- WRITTEN TASK:
Collect from the data below each line with "Familie".

- STORED ROWS:
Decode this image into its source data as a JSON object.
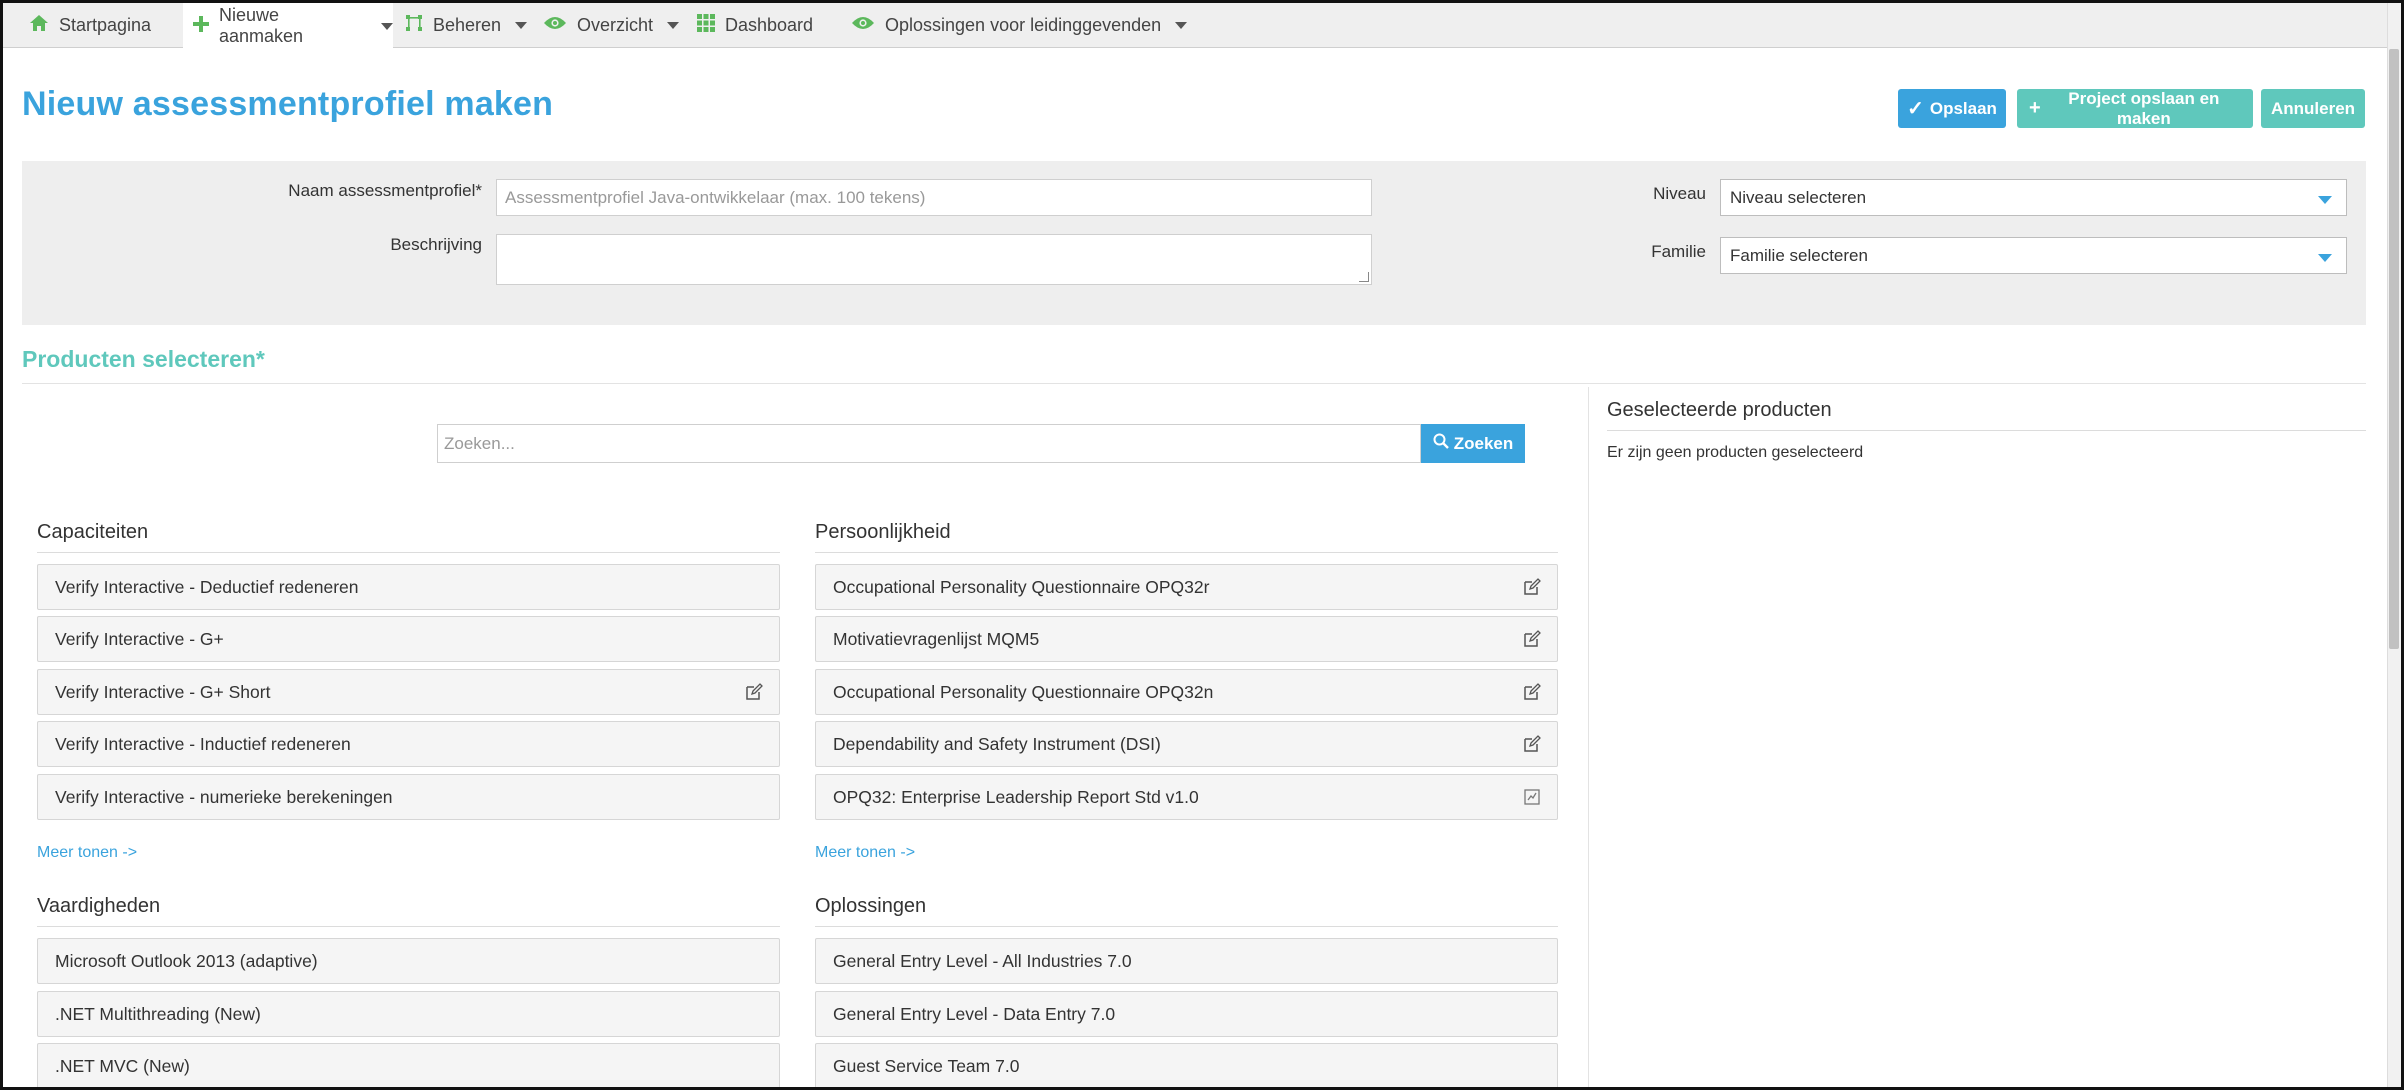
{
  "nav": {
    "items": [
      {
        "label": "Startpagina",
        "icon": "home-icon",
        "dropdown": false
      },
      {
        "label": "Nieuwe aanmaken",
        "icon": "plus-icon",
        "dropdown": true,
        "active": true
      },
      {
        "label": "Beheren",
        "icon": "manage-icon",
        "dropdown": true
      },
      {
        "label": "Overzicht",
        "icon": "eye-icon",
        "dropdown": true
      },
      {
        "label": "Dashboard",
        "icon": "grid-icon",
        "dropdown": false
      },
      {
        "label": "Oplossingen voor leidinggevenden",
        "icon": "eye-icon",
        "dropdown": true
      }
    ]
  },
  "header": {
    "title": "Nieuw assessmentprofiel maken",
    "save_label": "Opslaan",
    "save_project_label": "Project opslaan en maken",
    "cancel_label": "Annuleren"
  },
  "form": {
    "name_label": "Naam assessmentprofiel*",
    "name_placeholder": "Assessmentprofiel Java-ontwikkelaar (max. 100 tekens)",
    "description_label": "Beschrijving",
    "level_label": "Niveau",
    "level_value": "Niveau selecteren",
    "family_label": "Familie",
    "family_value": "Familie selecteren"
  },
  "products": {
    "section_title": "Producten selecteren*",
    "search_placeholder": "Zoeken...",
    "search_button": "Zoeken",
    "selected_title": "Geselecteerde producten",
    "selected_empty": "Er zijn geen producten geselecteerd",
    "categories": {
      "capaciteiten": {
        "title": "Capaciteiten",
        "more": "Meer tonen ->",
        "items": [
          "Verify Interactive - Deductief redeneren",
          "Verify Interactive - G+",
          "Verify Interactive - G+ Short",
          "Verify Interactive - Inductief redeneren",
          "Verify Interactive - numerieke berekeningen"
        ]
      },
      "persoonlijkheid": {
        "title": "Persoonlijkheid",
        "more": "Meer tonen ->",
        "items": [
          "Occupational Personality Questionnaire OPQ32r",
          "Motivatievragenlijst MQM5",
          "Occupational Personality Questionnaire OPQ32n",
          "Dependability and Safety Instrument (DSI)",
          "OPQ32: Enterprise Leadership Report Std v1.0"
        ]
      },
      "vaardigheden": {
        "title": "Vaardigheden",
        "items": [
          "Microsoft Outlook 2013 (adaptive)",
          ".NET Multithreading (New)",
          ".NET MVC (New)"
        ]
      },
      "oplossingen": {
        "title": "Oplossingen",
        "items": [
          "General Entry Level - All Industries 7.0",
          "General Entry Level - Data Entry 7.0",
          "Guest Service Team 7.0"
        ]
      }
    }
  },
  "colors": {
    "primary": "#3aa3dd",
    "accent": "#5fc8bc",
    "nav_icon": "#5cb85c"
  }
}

==

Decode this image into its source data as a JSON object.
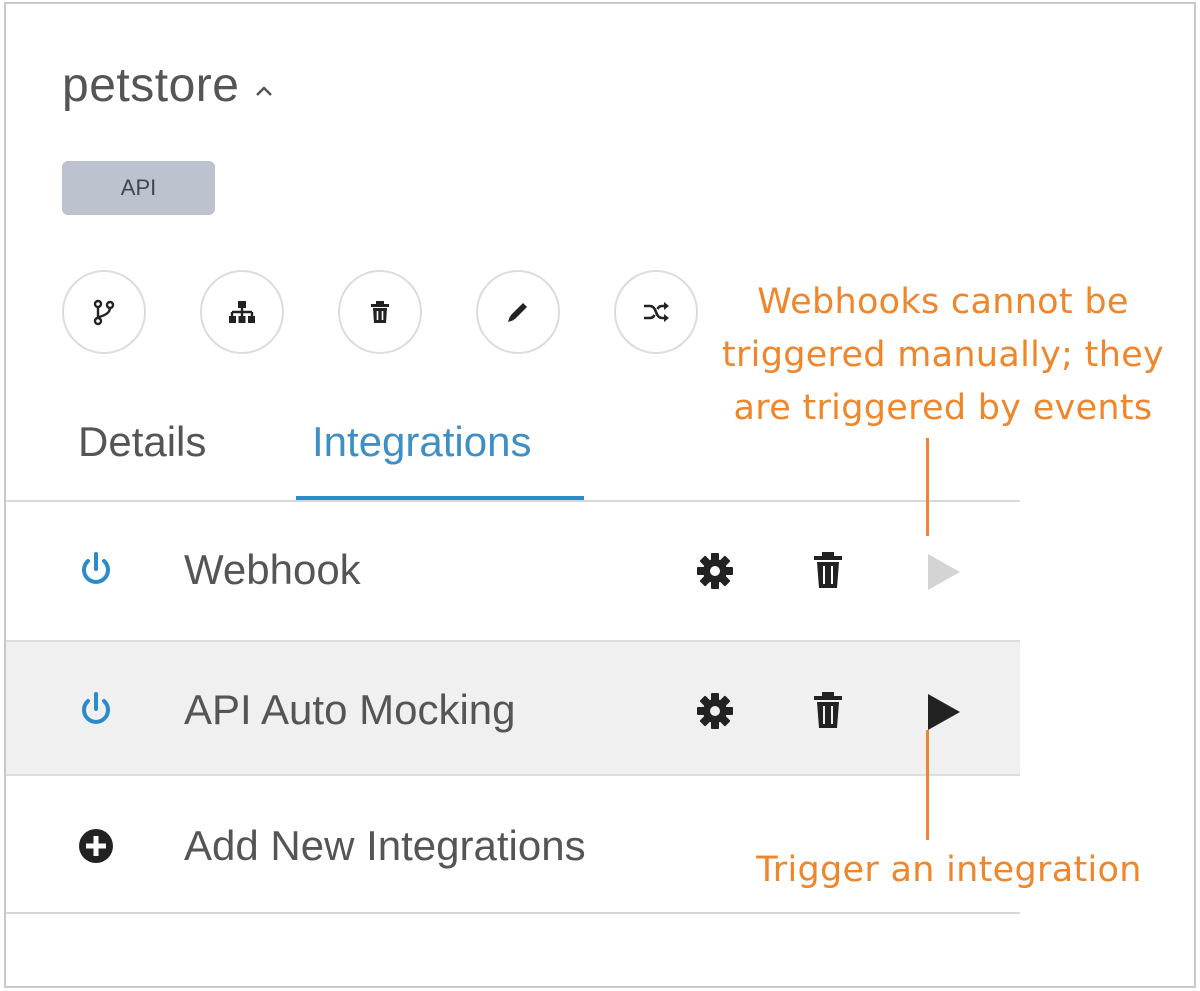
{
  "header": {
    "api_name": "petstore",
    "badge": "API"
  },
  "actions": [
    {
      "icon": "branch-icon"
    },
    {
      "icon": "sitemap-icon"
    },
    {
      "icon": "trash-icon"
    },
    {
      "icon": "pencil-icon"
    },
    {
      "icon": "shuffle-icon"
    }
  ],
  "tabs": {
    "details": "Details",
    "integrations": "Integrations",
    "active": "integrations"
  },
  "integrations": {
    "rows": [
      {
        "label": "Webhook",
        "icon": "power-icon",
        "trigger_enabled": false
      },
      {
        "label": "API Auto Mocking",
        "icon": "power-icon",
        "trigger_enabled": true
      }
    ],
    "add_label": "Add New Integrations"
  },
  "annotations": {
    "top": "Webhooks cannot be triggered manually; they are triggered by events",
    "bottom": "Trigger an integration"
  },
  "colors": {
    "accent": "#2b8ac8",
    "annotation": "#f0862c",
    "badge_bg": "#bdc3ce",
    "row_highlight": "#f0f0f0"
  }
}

- TASK RESULT:
    "family_label": "Familie",
    "family_value": "Familie selecteren"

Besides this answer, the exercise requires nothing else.